Locate every line below that contains the word "Portal" and copy it.

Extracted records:
· · · · ·

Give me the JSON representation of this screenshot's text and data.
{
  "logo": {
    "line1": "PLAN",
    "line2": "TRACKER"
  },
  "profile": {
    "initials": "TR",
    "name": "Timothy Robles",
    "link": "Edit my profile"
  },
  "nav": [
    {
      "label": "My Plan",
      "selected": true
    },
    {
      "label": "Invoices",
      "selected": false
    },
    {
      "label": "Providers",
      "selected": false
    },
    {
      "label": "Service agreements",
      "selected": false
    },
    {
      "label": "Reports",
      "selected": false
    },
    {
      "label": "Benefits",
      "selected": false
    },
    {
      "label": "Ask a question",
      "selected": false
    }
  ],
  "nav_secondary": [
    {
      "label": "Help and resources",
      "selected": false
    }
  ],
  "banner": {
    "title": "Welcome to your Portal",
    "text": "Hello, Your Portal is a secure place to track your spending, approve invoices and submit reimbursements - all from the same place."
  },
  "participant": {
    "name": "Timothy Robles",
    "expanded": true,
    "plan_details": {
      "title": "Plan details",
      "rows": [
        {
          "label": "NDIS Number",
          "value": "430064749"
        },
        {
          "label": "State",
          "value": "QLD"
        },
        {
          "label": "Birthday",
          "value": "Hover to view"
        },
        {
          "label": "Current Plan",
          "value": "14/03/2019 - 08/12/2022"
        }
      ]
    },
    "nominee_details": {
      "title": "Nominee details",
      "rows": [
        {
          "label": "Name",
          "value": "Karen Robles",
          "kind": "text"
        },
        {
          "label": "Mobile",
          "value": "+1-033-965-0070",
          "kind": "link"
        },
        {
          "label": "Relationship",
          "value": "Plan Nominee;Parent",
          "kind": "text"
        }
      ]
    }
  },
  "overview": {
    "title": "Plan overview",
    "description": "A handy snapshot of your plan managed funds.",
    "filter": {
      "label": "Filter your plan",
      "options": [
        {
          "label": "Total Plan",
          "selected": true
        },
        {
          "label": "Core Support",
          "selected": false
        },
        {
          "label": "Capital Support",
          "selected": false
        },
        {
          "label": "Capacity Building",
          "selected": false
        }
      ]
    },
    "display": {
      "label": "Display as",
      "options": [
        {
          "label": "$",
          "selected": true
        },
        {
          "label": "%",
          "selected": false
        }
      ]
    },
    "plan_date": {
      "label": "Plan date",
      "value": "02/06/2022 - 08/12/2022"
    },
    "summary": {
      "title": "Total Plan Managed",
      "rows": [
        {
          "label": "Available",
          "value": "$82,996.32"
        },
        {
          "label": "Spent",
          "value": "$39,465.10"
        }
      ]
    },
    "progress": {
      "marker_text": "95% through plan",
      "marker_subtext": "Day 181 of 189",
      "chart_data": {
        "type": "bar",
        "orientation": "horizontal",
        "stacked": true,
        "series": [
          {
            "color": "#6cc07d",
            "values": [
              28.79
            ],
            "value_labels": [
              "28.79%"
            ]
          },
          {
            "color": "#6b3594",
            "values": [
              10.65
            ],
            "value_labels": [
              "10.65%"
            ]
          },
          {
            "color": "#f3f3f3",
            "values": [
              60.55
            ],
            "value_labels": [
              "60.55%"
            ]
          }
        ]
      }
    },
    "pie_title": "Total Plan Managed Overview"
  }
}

· · · · ·

### The completed task
    "title": "Welcome to your Portal",
    "text": "Hello, Your Portal is a secure place to track your spending, approve invoices and submit reimbursements - all from the same place."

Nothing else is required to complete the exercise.